Just before Christmas 1952, New York department store clerk Therese (Mara) becomes intrigued by glamorous, attentive customer Carol (Blanchett). They become friends despite the age and class gap, much to the annoyance of Carol's estranged husband Harge (Chandler), who feels that Carol's relationship with another woman (Paulson) destroyed his marriage. And it's simply incomprehensible for Therese's nice but over-expectant suitor Richard (Lacy). Of course, romance between Carol and Therese is impossible, but they make a spontaneous decision to take a road trip together, heading west.
This is exquisite filmmaking, gloriously designed, shot and edited to subtly get under the characters' skin, revealing to the audience things they won't admit to themselves. Each performance plays powerfully with unspoken subtext, anchored beautifully by Blanchett's alluringly expressive face and Mara's yearning steeliness. Both are so good that they almost make us wonder if we're reading something into the story that isn't there. So when they come together it's cathartic and revealing, and never remotely sentimental.

** Objective 1 **
Starting at the first line of the records and stopping after the line that contains "text-line: Explicó Errante", give only those lines again, swapping "localization" for "detection" and leaving everything else unchanged.

** Dataset records **
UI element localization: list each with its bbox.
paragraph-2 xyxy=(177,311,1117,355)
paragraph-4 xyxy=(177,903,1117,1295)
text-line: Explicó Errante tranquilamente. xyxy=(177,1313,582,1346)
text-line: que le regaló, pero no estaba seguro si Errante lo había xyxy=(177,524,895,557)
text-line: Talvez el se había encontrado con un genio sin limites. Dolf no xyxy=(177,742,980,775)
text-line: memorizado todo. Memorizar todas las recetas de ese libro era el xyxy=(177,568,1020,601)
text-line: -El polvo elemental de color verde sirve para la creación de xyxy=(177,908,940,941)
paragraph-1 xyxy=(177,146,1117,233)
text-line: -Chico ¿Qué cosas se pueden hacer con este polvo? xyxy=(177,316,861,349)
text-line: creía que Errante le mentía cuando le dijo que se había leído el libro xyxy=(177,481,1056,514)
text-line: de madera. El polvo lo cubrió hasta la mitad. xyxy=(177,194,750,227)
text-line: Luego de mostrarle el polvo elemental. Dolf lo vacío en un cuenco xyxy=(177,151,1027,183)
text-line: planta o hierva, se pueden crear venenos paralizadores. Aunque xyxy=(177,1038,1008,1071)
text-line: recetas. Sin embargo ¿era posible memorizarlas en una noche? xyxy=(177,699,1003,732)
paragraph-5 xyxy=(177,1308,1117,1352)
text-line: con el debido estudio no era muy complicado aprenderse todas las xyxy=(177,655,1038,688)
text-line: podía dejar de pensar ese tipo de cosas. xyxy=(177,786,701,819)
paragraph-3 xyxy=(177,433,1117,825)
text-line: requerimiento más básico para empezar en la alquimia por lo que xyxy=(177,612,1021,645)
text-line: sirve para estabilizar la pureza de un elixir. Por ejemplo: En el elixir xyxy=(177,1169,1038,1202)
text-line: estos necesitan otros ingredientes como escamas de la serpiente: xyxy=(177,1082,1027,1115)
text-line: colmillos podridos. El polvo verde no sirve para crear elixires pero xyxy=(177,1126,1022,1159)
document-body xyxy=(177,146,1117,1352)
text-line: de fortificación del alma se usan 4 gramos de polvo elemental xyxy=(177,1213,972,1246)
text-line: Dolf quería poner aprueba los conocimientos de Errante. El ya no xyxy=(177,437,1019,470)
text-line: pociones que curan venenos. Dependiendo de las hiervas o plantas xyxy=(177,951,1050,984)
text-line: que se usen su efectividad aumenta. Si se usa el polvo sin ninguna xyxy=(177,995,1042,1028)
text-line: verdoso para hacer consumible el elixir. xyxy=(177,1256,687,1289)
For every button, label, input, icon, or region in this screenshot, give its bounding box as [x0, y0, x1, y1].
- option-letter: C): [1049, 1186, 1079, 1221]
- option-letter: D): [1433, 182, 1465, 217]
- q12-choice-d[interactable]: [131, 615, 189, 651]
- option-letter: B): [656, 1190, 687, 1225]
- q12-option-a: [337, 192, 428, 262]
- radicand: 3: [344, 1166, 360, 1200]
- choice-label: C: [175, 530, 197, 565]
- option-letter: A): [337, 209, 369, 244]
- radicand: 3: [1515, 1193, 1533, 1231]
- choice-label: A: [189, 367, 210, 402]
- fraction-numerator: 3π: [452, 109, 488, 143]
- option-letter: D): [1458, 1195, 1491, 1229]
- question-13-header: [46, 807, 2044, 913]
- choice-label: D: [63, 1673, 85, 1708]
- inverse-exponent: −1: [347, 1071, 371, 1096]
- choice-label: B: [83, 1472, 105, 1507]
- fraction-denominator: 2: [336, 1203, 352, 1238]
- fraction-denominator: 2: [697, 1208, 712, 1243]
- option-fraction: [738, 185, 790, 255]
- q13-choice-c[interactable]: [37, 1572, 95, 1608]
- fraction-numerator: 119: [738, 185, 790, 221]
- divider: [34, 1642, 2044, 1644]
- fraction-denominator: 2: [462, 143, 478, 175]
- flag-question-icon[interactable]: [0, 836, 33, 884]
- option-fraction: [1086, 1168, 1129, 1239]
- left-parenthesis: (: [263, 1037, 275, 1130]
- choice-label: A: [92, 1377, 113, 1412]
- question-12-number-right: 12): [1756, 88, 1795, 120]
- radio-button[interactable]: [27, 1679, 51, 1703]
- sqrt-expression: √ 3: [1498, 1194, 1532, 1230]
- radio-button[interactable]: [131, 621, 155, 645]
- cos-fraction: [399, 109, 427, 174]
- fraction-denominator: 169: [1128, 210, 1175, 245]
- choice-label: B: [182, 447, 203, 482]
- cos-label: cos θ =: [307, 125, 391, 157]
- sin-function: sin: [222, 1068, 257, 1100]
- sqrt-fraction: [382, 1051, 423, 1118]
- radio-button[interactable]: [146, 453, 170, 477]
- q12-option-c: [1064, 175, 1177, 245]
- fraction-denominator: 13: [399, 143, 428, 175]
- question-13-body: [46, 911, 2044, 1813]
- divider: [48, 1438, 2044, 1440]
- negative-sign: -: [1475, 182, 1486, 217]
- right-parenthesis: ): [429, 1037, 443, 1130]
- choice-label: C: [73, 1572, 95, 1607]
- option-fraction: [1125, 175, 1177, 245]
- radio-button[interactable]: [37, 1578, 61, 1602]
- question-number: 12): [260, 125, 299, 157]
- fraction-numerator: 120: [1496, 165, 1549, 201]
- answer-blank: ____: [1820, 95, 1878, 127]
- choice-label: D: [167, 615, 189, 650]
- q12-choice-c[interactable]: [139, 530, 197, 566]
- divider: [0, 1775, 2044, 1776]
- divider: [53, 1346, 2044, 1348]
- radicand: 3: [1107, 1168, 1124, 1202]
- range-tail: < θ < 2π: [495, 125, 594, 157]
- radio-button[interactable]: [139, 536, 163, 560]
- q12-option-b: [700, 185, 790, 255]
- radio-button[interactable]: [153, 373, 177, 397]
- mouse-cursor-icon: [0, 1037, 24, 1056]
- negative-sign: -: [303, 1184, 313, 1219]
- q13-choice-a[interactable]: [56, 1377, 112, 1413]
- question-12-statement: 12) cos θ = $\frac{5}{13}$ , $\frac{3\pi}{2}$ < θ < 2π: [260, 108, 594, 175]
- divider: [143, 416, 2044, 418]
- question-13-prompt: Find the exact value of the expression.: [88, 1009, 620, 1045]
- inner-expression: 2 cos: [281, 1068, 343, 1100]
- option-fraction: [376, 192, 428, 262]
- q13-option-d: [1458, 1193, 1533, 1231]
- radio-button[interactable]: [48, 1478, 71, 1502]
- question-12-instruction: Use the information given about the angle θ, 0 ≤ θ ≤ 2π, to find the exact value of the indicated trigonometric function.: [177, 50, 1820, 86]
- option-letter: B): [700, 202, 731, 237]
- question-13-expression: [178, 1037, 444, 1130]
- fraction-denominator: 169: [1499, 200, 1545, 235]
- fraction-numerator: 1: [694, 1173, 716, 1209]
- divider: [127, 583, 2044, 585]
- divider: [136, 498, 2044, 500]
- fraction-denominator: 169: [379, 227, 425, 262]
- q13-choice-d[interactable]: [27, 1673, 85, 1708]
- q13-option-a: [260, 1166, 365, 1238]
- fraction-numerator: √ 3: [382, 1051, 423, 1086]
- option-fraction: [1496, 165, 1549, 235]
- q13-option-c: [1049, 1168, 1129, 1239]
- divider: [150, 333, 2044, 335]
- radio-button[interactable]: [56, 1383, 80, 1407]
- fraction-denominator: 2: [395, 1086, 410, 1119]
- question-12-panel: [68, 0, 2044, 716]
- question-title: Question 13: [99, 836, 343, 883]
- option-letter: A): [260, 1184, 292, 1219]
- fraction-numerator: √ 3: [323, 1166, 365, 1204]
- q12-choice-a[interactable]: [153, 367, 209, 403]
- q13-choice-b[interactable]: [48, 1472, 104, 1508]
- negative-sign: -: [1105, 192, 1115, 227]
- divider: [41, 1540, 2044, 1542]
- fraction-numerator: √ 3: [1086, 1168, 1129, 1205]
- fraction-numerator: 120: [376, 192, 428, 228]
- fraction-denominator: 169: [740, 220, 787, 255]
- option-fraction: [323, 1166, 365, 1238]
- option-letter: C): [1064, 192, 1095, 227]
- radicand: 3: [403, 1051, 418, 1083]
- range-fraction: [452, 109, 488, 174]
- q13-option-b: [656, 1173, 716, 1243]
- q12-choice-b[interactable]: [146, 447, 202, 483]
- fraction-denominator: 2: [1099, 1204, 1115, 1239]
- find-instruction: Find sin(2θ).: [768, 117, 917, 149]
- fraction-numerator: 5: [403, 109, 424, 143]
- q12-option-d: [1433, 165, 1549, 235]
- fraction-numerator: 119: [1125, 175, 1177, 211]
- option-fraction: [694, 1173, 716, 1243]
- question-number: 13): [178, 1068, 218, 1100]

** Objective 2 **
Transcribe the film review about Therese and Carol in full, word for word.

** Problem solution 1 **
UI element detection: list each with its bbox.
paragraph-2 xyxy=(177,311,1117,355)
paragraph-4 xyxy=(177,903,1117,1295)
text-line: Explicó Errante tranquilamente. xyxy=(177,1313,582,1346)

** Problem solution 2 **
Just before Christmas 1952, New York department store clerk Therese (Mara) becomes intrigued by glamorous, attentive customer Carol (Blanchett). They become friends despite the age and class gap, much to the annoyance of Carol's estranged husband Harge (Chandler), who feels that Carol's relationship with another woman (Paulson) destroyed his marriage. And it's simply incomprehensible for Therese's nice but over-expectant suitor Richard (Lacy). Of course, romance between Carol and Therese is impossible, but they make a spontaneous decision to take a road trip together, heading west.
This is exquisite filmmaking, gloriously designed, shot and edited to subtly get under the characters' skin, revealing to the audience things they won't admit to themselves. Each performance plays powerfully with unspoken subtext, anchored beautifully by Blanchett's alluringly expressive face and Mara's yearning steeliness. Both are so good that they almost make us wonder if we're reading something into the story that isn't there. So when they come together it's cathartic and revealing, and never remotely sentimental.